**Problem**
Reproduce the entries in full, with no changes.

─── Records

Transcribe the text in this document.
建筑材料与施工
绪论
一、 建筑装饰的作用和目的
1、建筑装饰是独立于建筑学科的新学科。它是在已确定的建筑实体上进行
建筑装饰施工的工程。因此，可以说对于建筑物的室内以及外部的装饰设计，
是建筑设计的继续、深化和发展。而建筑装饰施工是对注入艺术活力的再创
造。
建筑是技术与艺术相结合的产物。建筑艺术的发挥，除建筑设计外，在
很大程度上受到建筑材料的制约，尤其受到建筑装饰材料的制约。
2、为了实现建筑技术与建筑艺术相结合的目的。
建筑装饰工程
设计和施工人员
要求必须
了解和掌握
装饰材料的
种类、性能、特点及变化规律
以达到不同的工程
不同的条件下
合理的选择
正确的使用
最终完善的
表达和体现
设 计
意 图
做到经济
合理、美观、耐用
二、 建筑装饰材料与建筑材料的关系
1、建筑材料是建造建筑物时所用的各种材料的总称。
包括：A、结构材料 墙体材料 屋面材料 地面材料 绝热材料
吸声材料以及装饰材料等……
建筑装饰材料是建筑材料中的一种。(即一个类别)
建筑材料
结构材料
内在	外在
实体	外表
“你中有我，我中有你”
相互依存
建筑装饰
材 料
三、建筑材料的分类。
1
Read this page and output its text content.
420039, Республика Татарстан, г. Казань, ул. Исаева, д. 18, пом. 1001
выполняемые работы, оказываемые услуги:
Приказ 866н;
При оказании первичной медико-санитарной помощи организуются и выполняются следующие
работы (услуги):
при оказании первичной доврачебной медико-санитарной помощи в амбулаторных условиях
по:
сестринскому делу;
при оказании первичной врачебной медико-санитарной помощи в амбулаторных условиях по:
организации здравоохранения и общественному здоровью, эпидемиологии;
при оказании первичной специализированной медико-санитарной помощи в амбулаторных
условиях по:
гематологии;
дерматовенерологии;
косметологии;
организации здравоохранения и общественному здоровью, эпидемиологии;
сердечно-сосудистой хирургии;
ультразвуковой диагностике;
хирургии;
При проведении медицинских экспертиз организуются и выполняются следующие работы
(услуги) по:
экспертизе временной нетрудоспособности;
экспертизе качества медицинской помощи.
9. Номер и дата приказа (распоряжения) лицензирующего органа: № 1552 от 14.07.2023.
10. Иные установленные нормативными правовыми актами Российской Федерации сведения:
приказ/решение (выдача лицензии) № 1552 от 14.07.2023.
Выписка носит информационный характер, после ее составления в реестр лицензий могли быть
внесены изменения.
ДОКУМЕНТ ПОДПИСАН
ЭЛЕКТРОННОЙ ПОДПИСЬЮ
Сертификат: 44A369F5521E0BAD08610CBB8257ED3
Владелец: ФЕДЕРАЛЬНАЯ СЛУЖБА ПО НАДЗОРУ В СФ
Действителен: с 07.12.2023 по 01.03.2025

──────

**Full solution**
Transcribe the text in this document.
建筑材料与施工
绪论
一、 建筑装饰的作用和目的
1、建筑装饰是独立于建筑学科的新学科。它是在已确定的建筑实体上进行
建筑装饰施工的工程。因此，可以说对于建筑物的室内以及外部的装饰设计，
是建筑设计的继续、深化和发展。而建筑装饰施工是对注入艺术活力的再创
造。
建筑是技术与艺术相结合的产物。建筑艺术的发挥，除建筑设计外，在
很大程度上受到建筑材料的制约，尤其受到建筑装饰材料的制约。
2、为了实现建筑技术与建筑艺术相结合的目的。
建筑装饰工程
设计和施工人员
要求必须
了解和掌握
装饰材料的
种类、性能、特点及变化规律
以达到不同的工程
不同的条件下
合理的选择
正确的使用
最终完善的
表达和体现
设 计
意 图
做到经济
合理、美观、耐用
二、 建筑装饰材料与建筑材料的关系
1、建筑材料是建造建筑物时所用的各种材料的总称。
包括：A、结构材料 墙体材料 屋面材料 地面材料 绝热材料
吸声材料以及装饰材料等……
建筑装饰材料是建筑材料中的一种。(即一个类别)
建筑材料
结构材料
内在	外在
实体	外表
“你中有我，我中有你”
相互依存
建筑装饰
材 料
三、建筑材料的分类。
1
Read this page and output its text content.
420039, Республика Татарстан, г. Казань, ул. Исаева, д. 18, пом. 1001
выполняемые работы, оказываемые услуги:
Приказ 866н;
При оказании первичной медико-санитарной помощи организуются и выполняются следующие
работы (услуги):
при оказании первичной доврачебной медико-санитарной помощи в амбулаторных условиях
по:
сестринскому делу;
при оказании первичной врачебной медико-санитарной помощи в амбулаторных условиях по:
организации здравоохранения и общественному здоровью, эпидемиологии;
при оказании первичной специализированной медико-санитарной помощи в амбулаторных
условиях по:
гематологии;
дерматовенерологии;
косметологии;
организации здравоохранения и общественному здоровью, эпидемиологии;
сердечно-сосудистой хирургии;
ультразвуковой диагностике;
хирургии;
При проведении медицинских экспертиз организуются и выполняются следующие работы
(услуги) по:
экспертизе временной нетрудоспособности;
экспертизе качества медицинской помощи.
9. Номер и дата приказа (распоряжения) лицензирующего органа: № 1552 от 14.07.2023.
10. Иные установленные нормативными правовыми актами Российской Федерации сведения:
приказ/решение (выдача лицензии) № 1552 от 14.07.2023.
Выписка носит информационный характер, после ее составления в реестр лицензий могли быть
внесены изменения.
ДОКУМЕНТ ПОДПИСАН
ЭЛЕКТРОННОЙ ПОДПИСЬЮ
Сертификат: 44A369F5521E0BAD08610CBB8257ED3
Владелец: ФЕДЕРАЛЬНАЯ СЛУЖБА ПО НАДЗОРУ В СФ
Действителен: с 07.12.2023 по 01.03.2025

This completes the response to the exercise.